§ Task objective:
Locate the lines where "value" occurs and copy them as they stand.

───── Data shown

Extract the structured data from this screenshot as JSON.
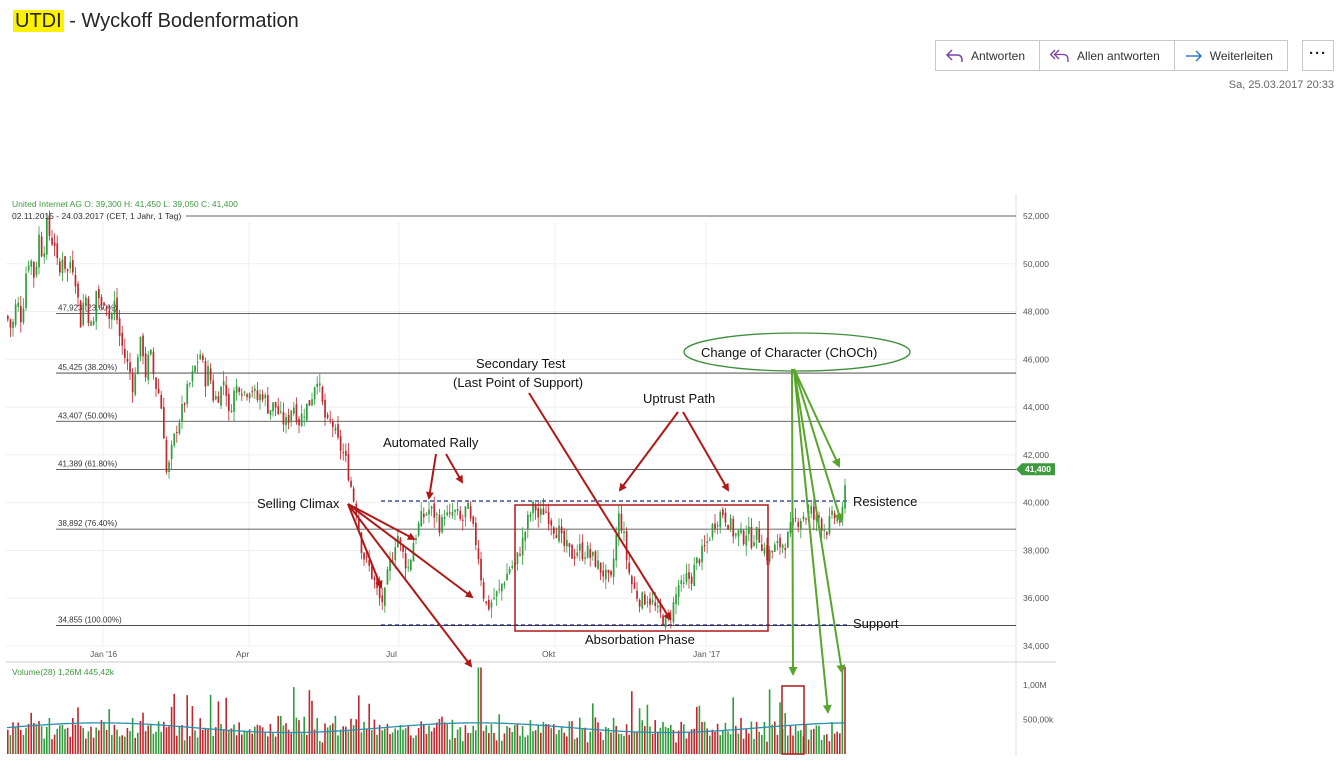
{
  "subject": {
    "ticker": "UTDI",
    "rest": " - Wyckoff Bodenformation"
  },
  "actions": {
    "reply": "Antworten",
    "reply_all": "Allen antworten",
    "forward": "Weiterleiten",
    "more": "···"
  },
  "sent_date": "Sa, 25.03.2017 20:33",
  "colors": {
    "up": "#2e9d3c",
    "down": "#c0262d",
    "annotation_red": "#b01818",
    "annotation_green": "#58a52b",
    "accent_blue": "#4a7cc9",
    "highlight": "#fff200"
  },
  "icons": {
    "reply": "reply-arrow-icon",
    "reply_all": "reply-all-icon",
    "forward": "forward-arrow-icon",
    "more": "ellipsis-icon"
  },
  "chart_data": {
    "type": "candlestick",
    "title": "United Internet AG  O: 39,300  H: 41,450  L: 39,050  C: 41,400",
    "subtitle": "02.11.2015 - 24.03.2017   (CET, 1 Jahr, 1 Tag)",
    "x_ticks": [
      "Jan '16",
      "Apr",
      "Jul",
      "Okt",
      "Jan '17"
    ],
    "y_ticks": [
      "52,000",
      "50,000",
      "48,000",
      "46,000",
      "44,000",
      "42,000",
      "40,000",
      "38,000",
      "36,000",
      "34,000"
    ],
    "ylim": [
      33500,
      52500
    ],
    "last_price_tag": "41,400",
    "fib_levels": [
      {
        "label": "47,923 (23.60%)",
        "value": 47923
      },
      {
        "label": "45,425 (38.20%)",
        "value": 45425
      },
      {
        "label": "43,407 (50.00%)",
        "value": 43407
      },
      {
        "label": "41,389 (61.80%)",
        "value": 41389
      },
      {
        "label": "38,892 (76.40%)",
        "value": 38892
      },
      {
        "label": "34,855 (100.00%)",
        "value": 34855
      }
    ],
    "resistance": 40070,
    "support": 34880,
    "price_path": [
      [
        0,
        47800
      ],
      [
        5,
        47200
      ],
      [
        10,
        48500
      ],
      [
        15,
        47600
      ],
      [
        19,
        49600
      ],
      [
        23,
        50400
      ],
      [
        28,
        49300
      ],
      [
        32,
        51200
      ],
      [
        36,
        50300
      ],
      [
        40,
        51600
      ],
      [
        44,
        51000
      ],
      [
        48,
        50900
      ],
      [
        52,
        49300
      ],
      [
        56,
        50500
      ],
      [
        60,
        49500
      ],
      [
        64,
        50200
      ],
      [
        68,
        49600
      ],
      [
        74,
        47500
      ],
      [
        78,
        48900
      ],
      [
        82,
        47700
      ],
      [
        86,
        47100
      ],
      [
        90,
        49200
      ],
      [
        94,
        48000
      ],
      [
        98,
        48700
      ],
      [
        103,
        47600
      ],
      [
        108,
        48400
      ],
      [
        112,
        47100
      ],
      [
        118,
        46100
      ],
      [
        123,
        45500
      ],
      [
        127,
        44700
      ],
      [
        131,
        46300
      ],
      [
        135,
        46800
      ],
      [
        139,
        45300
      ],
      [
        143,
        46400
      ],
      [
        148,
        45000
      ],
      [
        152,
        44600
      ],
      [
        156,
        43600
      ],
      [
        160,
        41000
      ],
      [
        165,
        42200
      ],
      [
        170,
        43200
      ],
      [
        175,
        43800
      ],
      [
        180,
        44600
      ],
      [
        185,
        45200
      ],
      [
        190,
        45900
      ],
      [
        194,
        46300
      ],
      [
        198,
        45100
      ],
      [
        202,
        45600
      ],
      [
        207,
        44300
      ],
      [
        213,
        44600
      ],
      [
        218,
        45300
      ],
      [
        222,
        43600
      ],
      [
        226,
        44500
      ],
      [
        232,
        45000
      ],
      [
        238,
        44600
      ],
      [
        244,
        44900
      ],
      [
        250,
        44300
      ],
      [
        256,
        44600
      ],
      [
        262,
        43900
      ],
      [
        268,
        44100
      ],
      [
        274,
        43500
      ],
      [
        280,
        43300
      ],
      [
        286,
        44200
      ],
      [
        292,
        43400
      ],
      [
        298,
        43900
      ],
      [
        304,
        44300
      ],
      [
        310,
        45400
      ],
      [
        315,
        44200
      ],
      [
        320,
        43200
      ],
      [
        325,
        43400
      ],
      [
        330,
        42600
      ],
      [
        336,
        42100
      ],
      [
        340,
        41600
      ],
      [
        346,
        40300
      ],
      [
        350,
        39600
      ],
      [
        354,
        38300
      ],
      [
        358,
        37600
      ],
      [
        362,
        37300
      ],
      [
        366,
        36900
      ],
      [
        370,
        36300
      ],
      [
        374,
        35800
      ],
      [
        378,
        36100
      ],
      [
        382,
        37300
      ],
      [
        386,
        37800
      ],
      [
        390,
        38800
      ],
      [
        394,
        38100
      ],
      [
        398,
        37600
      ],
      [
        402,
        37200
      ],
      [
        406,
        38300
      ],
      [
        410,
        38800
      ],
      [
        414,
        39300
      ],
      [
        418,
        39500
      ],
      [
        422,
        39700
      ],
      [
        426,
        39600
      ],
      [
        430,
        39400
      ],
      [
        434,
        38900
      ],
      [
        438,
        39700
      ],
      [
        442,
        39200
      ],
      [
        446,
        39600
      ],
      [
        450,
        39500
      ],
      [
        455,
        39100
      ],
      [
        460,
        39900
      ],
      [
        464,
        39100
      ],
      [
        468,
        38600
      ],
      [
        472,
        37700
      ],
      [
        476,
        36300
      ],
      [
        480,
        35600
      ],
      [
        484,
        35800
      ],
      [
        488,
        36100
      ],
      [
        492,
        36200
      ],
      [
        496,
        36700
      ],
      [
        500,
        37000
      ],
      [
        504,
        37400
      ],
      [
        508,
        37300
      ],
      [
        512,
        37900
      ],
      [
        516,
        38400
      ],
      [
        520,
        39100
      ],
      [
        524,
        39600
      ],
      [
        528,
        39900
      ],
      [
        532,
        39300
      ],
      [
        536,
        39700
      ],
      [
        540,
        39600
      ],
      [
        544,
        39300
      ],
      [
        548,
        38900
      ],
      [
        552,
        38800
      ],
      [
        556,
        38200
      ],
      [
        560,
        38100
      ],
      [
        564,
        37800
      ],
      [
        568,
        37900
      ],
      [
        572,
        38100
      ],
      [
        576,
        37900
      ],
      [
        580,
        38000
      ],
      [
        584,
        37700
      ],
      [
        588,
        37600
      ],
      [
        592,
        37300
      ],
      [
        596,
        37100
      ],
      [
        600,
        36800
      ],
      [
        604,
        36600
      ],
      [
        608,
        38100
      ],
      [
        612,
        39400
      ],
      [
        616,
        38900
      ],
      [
        620,
        37600
      ],
      [
        624,
        36700
      ],
      [
        628,
        36300
      ],
      [
        632,
        36000
      ],
      [
        636,
        35900
      ],
      [
        640,
        36100
      ],
      [
        644,
        35900
      ],
      [
        648,
        35600
      ],
      [
        652,
        35300
      ],
      [
        656,
        35200
      ],
      [
        660,
        34900
      ],
      [
        664,
        35400
      ],
      [
        668,
        35900
      ],
      [
        672,
        36600
      ],
      [
        676,
        36300
      ],
      [
        680,
        36900
      ],
      [
        684,
        36800
      ],
      [
        688,
        37300
      ],
      [
        692,
        37700
      ],
      [
        696,
        37900
      ],
      [
        700,
        38300
      ],
      [
        704,
        38800
      ],
      [
        708,
        39200
      ],
      [
        712,
        39500
      ],
      [
        716,
        39600
      ],
      [
        720,
        39300
      ],
      [
        724,
        39000
      ],
      [
        728,
        38600
      ],
      [
        732,
        38700
      ],
      [
        736,
        38500
      ],
      [
        740,
        38900
      ],
      [
        744,
        38400
      ],
      [
        748,
        38700
      ],
      [
        752,
        38600
      ],
      [
        756,
        38200
      ],
      [
        760,
        37800
      ],
      [
        764,
        37900
      ],
      [
        768,
        38100
      ],
      [
        772,
        38200
      ],
      [
        776,
        38300
      ],
      [
        780,
        38400
      ],
      [
        784,
        38900
      ],
      [
        788,
        39200
      ],
      [
        792,
        39300
      ],
      [
        796,
        39500
      ],
      [
        800,
        39400
      ],
      [
        804,
        39700
      ],
      [
        808,
        39200
      ],
      [
        812,
        39400
      ],
      [
        816,
        39000
      ],
      [
        820,
        38900
      ],
      [
        824,
        39300
      ],
      [
        828,
        39400
      ],
      [
        832,
        39200
      ],
      [
        836,
        39500
      ],
      [
        840,
        41400
      ]
    ],
    "volume_label": "Volume(28)  1,26M  445,42k",
    "volume_ticks": [
      "1,00M",
      "500,00k"
    ],
    "volume_ylim": [
      0,
      1300000
    ],
    "annotations": [
      "Automated Rally",
      "Selling Climax",
      "Secondary Test",
      "(Last Point of Support)",
      "Uptrust Path",
      "Change of Character (ChOCh)",
      "Resistence",
      "Support",
      "Absorbation Phase"
    ]
  }
}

──────────

§ Exercise answer:
        "value": 47923
        "value": 45425
        "value": 43407
        "value": 41389
        "value": 38892
        "value": 34855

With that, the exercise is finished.